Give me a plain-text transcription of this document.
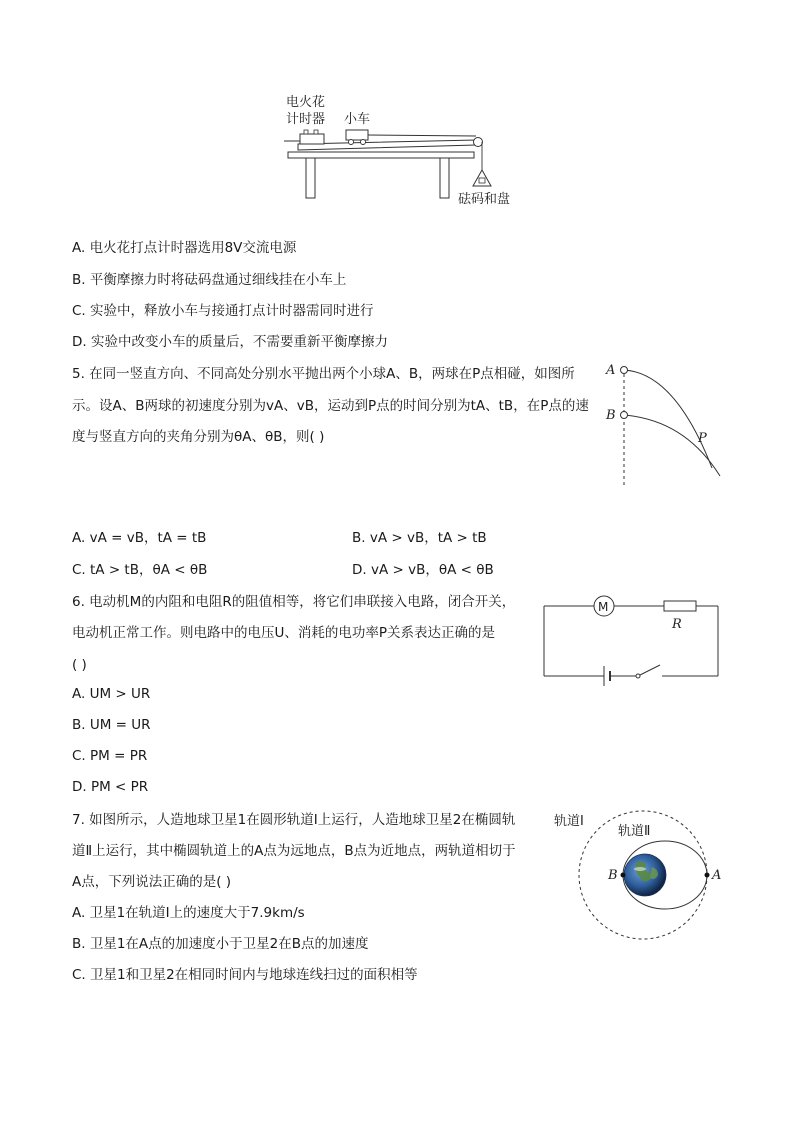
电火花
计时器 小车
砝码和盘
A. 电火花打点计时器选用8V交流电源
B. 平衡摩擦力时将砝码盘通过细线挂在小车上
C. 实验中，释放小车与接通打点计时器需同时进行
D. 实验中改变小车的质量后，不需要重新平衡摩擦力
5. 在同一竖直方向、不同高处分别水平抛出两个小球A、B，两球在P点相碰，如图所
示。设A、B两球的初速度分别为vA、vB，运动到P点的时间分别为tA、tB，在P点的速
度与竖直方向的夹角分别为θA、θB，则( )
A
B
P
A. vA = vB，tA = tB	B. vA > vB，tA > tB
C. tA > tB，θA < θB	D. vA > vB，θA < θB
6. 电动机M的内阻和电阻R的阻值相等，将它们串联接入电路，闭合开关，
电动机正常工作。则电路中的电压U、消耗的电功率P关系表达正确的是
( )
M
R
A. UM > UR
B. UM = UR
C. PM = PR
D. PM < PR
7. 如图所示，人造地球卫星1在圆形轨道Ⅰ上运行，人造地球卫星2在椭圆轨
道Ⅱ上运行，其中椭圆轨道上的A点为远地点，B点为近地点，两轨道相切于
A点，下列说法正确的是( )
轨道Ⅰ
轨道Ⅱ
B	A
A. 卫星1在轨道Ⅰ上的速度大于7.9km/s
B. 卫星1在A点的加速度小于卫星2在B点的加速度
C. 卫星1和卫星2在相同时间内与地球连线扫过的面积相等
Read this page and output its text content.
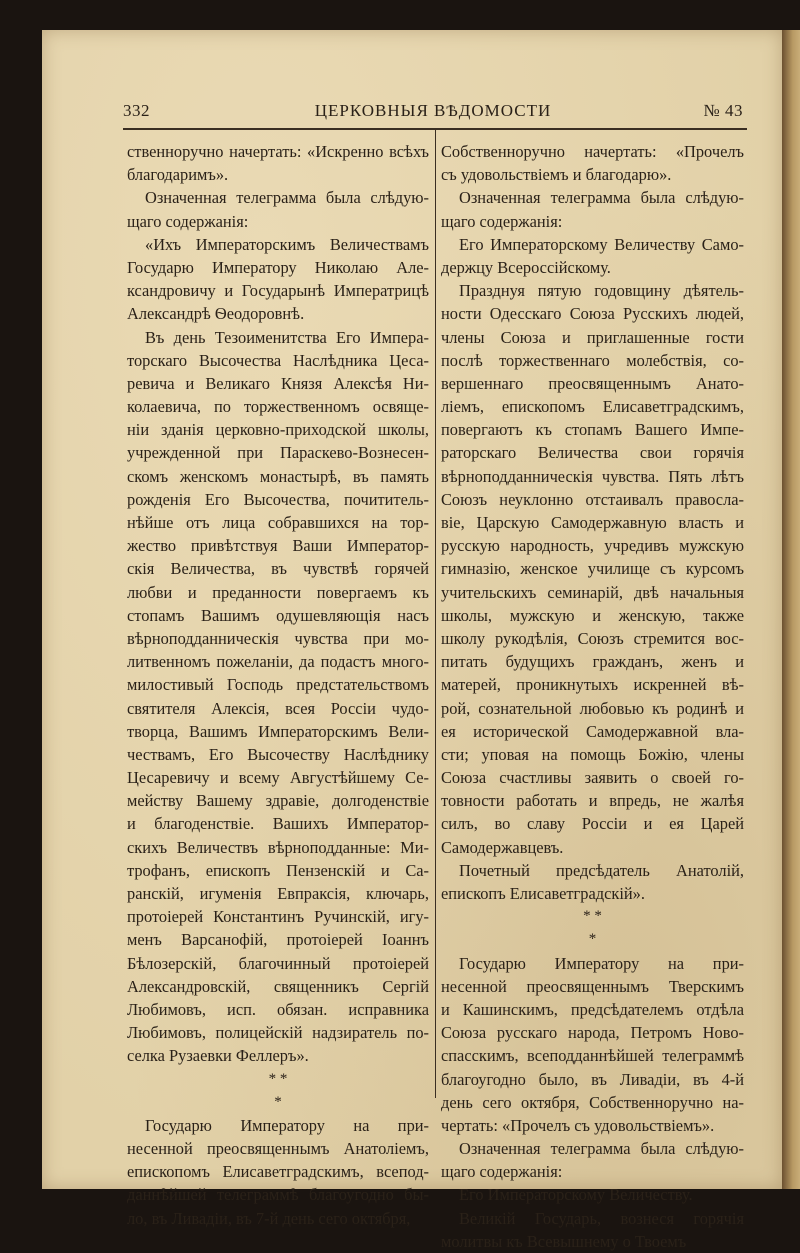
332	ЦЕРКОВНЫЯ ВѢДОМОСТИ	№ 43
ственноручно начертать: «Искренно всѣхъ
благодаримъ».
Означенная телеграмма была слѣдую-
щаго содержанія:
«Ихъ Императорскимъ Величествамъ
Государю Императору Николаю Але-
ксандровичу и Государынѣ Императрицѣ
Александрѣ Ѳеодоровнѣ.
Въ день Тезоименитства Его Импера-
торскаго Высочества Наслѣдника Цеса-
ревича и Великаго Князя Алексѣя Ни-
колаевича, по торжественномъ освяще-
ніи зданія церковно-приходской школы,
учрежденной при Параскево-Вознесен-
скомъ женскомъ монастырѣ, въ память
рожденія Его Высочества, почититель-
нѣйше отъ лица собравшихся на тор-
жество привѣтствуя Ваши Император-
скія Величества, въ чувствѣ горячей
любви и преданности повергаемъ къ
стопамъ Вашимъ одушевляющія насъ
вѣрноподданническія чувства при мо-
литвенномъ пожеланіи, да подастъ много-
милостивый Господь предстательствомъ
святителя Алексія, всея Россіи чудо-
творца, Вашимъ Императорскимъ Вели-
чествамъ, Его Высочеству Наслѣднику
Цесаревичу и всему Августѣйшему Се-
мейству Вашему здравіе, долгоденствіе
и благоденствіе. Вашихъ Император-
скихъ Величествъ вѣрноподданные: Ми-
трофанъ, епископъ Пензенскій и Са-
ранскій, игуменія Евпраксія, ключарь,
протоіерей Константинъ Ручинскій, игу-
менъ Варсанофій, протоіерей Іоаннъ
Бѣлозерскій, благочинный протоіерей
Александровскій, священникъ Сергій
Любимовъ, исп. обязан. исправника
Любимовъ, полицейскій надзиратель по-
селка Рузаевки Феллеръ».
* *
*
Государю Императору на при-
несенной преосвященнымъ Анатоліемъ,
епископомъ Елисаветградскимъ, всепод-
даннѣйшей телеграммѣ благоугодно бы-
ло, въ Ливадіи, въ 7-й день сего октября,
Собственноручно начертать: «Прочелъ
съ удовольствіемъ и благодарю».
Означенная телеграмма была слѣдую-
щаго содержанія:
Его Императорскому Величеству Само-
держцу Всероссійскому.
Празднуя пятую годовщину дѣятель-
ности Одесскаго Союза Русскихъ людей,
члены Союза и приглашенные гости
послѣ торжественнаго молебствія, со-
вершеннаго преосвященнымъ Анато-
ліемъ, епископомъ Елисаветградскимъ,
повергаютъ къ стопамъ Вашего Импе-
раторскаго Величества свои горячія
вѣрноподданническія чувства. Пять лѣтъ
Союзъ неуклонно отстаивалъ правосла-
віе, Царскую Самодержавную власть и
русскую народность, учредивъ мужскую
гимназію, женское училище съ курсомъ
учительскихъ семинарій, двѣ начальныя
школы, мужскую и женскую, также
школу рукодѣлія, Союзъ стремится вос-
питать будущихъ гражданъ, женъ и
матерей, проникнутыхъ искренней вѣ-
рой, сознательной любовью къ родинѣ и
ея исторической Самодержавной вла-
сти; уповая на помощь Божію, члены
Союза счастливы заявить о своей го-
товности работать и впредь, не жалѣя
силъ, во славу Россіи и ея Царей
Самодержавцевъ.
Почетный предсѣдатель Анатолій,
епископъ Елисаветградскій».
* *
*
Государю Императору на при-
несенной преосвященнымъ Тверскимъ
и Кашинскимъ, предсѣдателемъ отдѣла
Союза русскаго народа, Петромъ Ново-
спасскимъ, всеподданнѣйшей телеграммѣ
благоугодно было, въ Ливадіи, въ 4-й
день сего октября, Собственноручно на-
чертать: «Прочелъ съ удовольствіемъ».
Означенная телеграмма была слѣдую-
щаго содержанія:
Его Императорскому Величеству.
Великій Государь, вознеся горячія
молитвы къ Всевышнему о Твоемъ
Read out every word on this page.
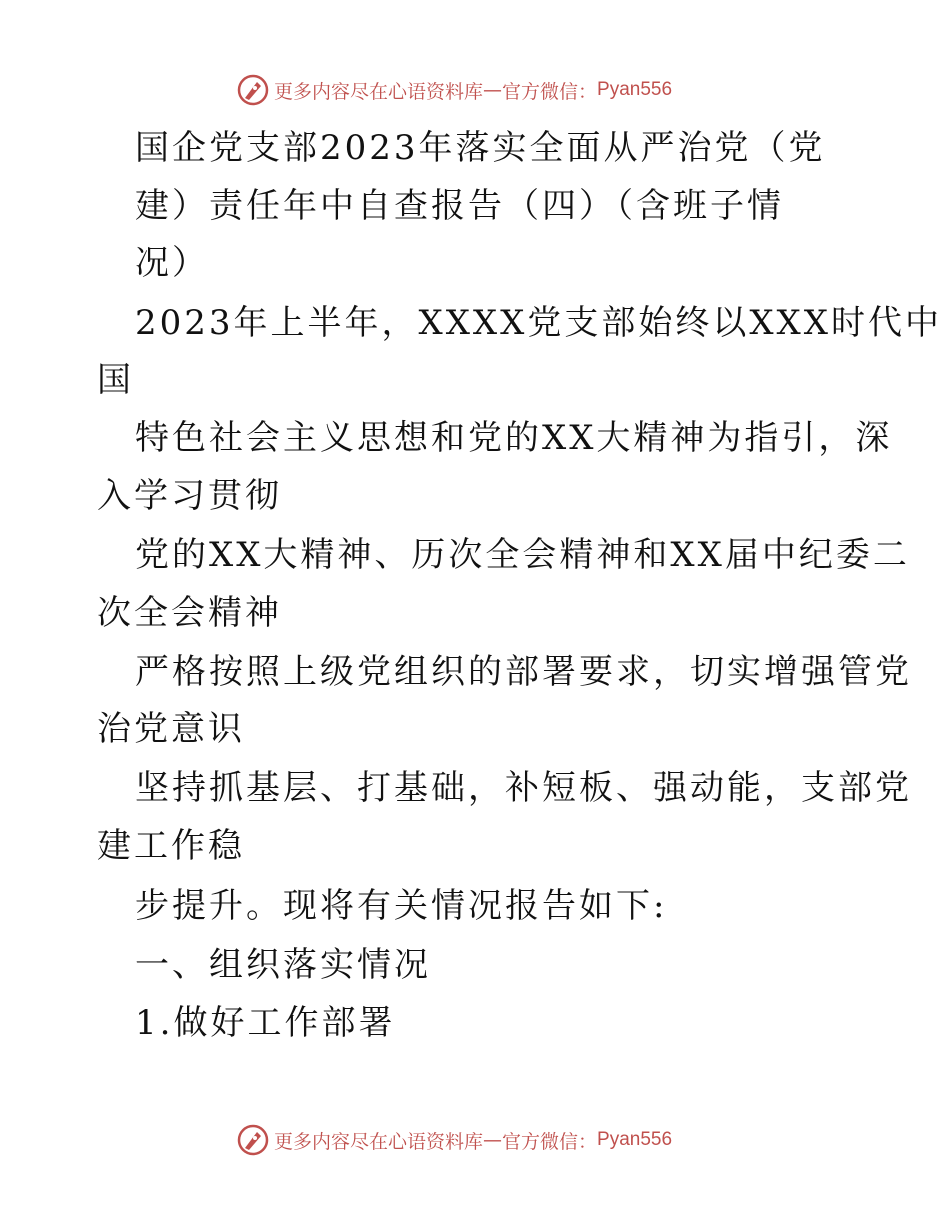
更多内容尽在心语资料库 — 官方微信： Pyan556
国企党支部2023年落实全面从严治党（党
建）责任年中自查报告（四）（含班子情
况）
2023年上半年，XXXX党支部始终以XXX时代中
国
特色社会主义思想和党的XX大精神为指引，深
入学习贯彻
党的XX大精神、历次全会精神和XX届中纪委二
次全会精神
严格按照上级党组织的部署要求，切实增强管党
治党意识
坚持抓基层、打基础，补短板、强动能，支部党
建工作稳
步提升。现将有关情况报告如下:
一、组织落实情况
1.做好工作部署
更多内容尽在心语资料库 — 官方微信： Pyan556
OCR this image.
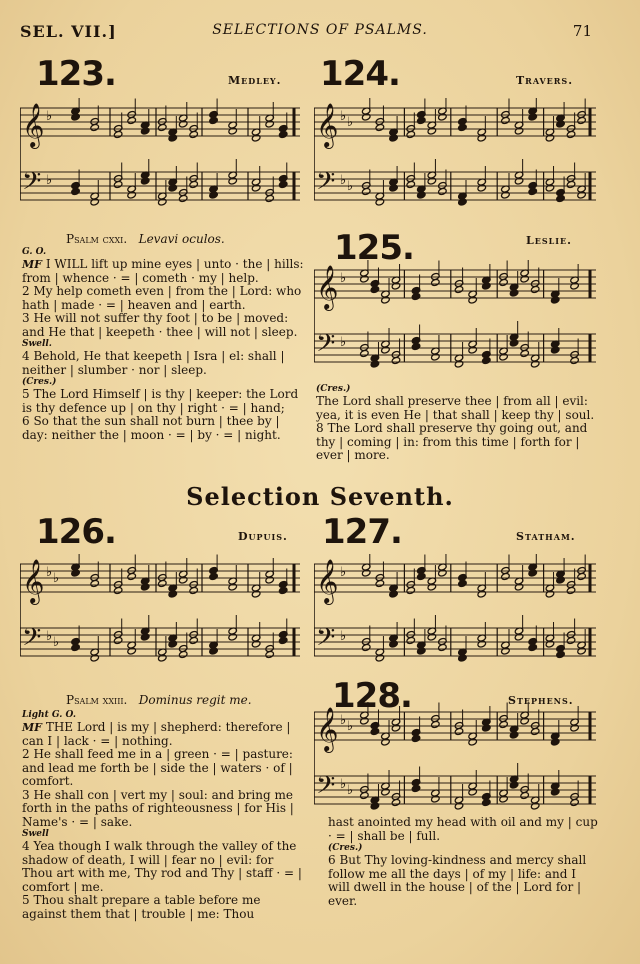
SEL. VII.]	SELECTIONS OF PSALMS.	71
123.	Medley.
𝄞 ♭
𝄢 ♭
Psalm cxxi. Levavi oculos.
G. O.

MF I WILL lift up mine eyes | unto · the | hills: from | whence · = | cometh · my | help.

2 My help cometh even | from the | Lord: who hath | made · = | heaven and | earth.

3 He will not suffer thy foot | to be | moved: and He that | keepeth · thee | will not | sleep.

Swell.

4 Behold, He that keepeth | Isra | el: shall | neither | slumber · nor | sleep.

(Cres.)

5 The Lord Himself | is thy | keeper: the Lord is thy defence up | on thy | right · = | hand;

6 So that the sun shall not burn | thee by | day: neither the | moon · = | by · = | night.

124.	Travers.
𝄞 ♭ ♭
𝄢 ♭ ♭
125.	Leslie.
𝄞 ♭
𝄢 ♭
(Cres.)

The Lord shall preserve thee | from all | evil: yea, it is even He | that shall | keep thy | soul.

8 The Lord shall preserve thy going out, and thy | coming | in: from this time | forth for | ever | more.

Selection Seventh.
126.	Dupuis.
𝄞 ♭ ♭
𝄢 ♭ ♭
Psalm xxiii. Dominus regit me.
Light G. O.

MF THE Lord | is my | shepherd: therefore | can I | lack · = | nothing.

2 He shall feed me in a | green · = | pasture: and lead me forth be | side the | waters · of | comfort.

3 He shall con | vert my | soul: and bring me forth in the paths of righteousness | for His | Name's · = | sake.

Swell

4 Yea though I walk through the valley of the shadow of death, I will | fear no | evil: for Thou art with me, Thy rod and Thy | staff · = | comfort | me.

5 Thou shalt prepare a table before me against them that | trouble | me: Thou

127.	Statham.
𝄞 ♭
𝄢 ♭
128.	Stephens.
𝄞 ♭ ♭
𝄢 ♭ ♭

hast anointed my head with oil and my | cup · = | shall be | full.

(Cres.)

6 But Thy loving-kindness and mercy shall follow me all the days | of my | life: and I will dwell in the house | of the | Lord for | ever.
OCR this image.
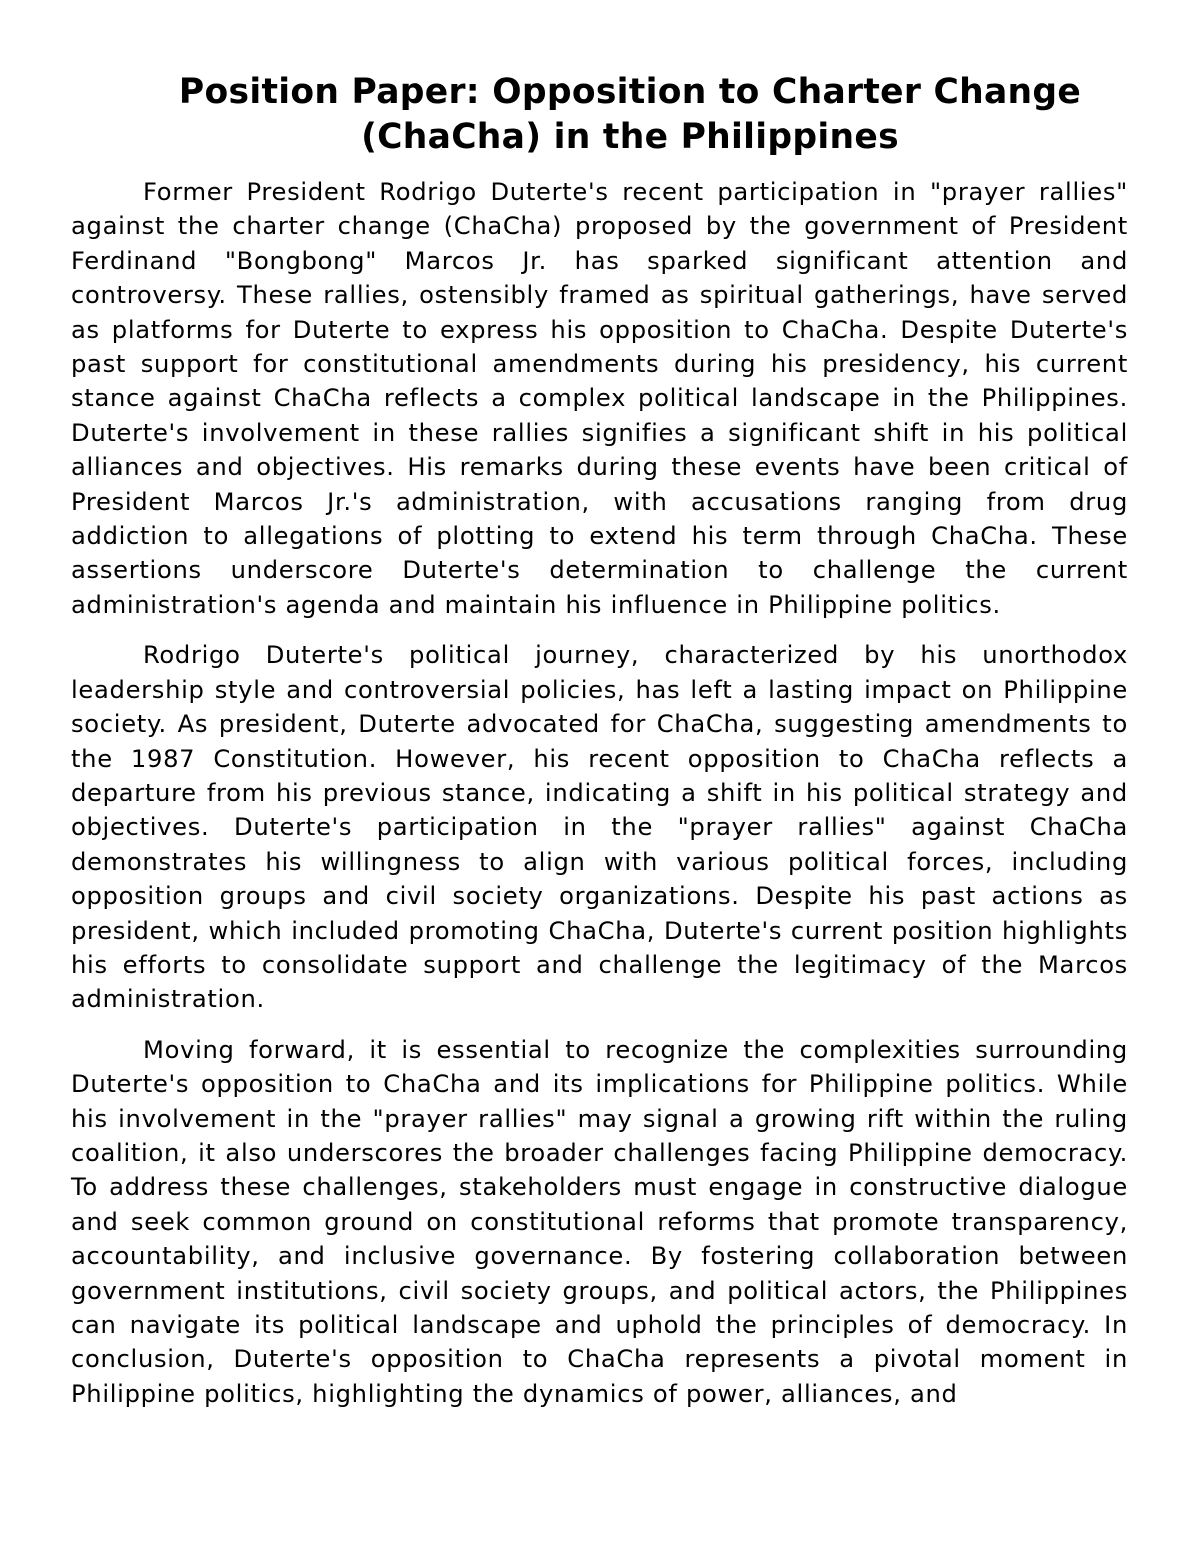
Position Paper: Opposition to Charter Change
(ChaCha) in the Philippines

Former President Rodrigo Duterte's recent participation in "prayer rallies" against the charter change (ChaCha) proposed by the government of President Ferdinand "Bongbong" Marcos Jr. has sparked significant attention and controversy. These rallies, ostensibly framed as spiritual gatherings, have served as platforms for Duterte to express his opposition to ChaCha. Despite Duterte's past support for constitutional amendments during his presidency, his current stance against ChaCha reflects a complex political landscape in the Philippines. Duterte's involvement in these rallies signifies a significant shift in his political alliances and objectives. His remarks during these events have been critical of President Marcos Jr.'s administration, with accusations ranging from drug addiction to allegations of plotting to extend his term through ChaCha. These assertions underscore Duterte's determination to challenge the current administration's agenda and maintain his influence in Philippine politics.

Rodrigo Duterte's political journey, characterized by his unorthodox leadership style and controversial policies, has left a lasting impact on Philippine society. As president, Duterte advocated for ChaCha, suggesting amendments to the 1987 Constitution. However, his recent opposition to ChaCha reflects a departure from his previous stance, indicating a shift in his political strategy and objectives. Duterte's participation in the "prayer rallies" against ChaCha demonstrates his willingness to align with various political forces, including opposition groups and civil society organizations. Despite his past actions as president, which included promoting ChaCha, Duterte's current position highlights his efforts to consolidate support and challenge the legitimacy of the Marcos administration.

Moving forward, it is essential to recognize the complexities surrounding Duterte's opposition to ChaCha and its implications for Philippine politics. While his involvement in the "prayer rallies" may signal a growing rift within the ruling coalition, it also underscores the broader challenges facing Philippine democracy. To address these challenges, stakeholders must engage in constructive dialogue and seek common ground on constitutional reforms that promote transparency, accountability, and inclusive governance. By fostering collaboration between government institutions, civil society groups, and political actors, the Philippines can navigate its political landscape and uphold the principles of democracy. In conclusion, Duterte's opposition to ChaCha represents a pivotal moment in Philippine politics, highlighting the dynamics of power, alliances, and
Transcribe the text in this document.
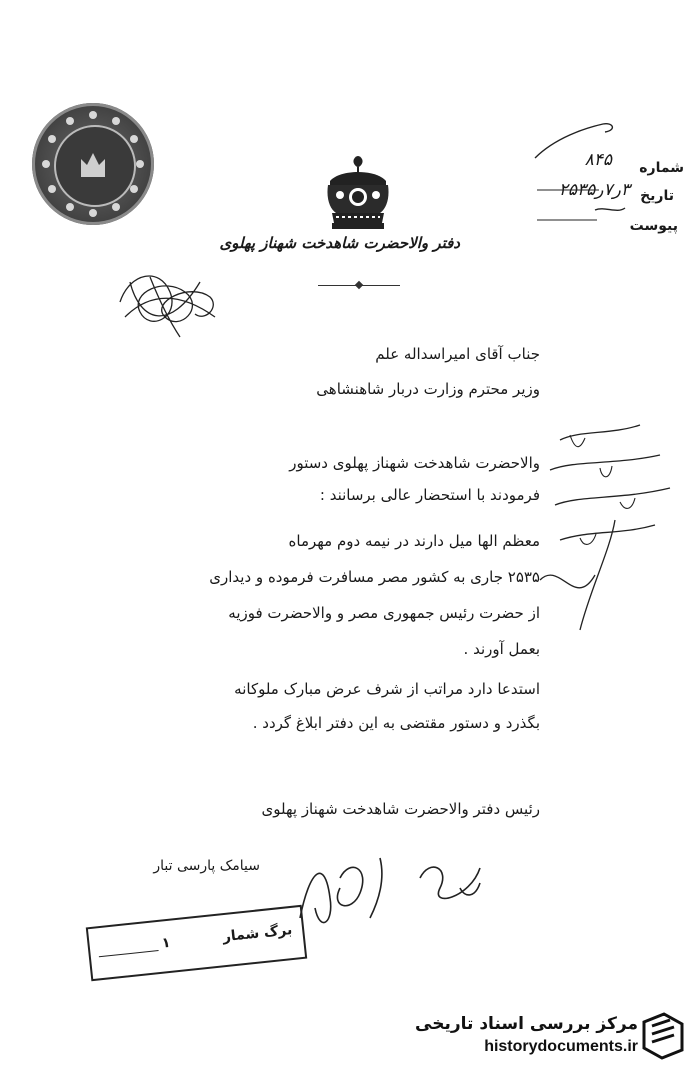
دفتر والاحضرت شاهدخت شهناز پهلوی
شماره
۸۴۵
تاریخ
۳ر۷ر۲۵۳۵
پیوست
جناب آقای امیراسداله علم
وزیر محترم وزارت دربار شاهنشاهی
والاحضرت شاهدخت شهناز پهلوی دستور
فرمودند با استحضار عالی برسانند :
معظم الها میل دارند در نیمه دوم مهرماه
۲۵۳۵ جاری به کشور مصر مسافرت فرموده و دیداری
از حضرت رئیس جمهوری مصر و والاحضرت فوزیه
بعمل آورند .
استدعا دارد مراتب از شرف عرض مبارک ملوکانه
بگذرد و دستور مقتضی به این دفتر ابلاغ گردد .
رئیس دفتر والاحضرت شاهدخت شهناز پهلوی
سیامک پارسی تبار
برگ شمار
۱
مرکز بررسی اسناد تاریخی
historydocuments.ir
━━━━━━━━━━
> Problem details
Look over the listing. Pull out every line with the string "help" in it.

> Solution
MF I WILL lift up mine eyes | unto · the | hills: from | whence · = | cometh · my | help.
2 My help cometh even | from the | Lord: who hath | made · = | heaven and | earth.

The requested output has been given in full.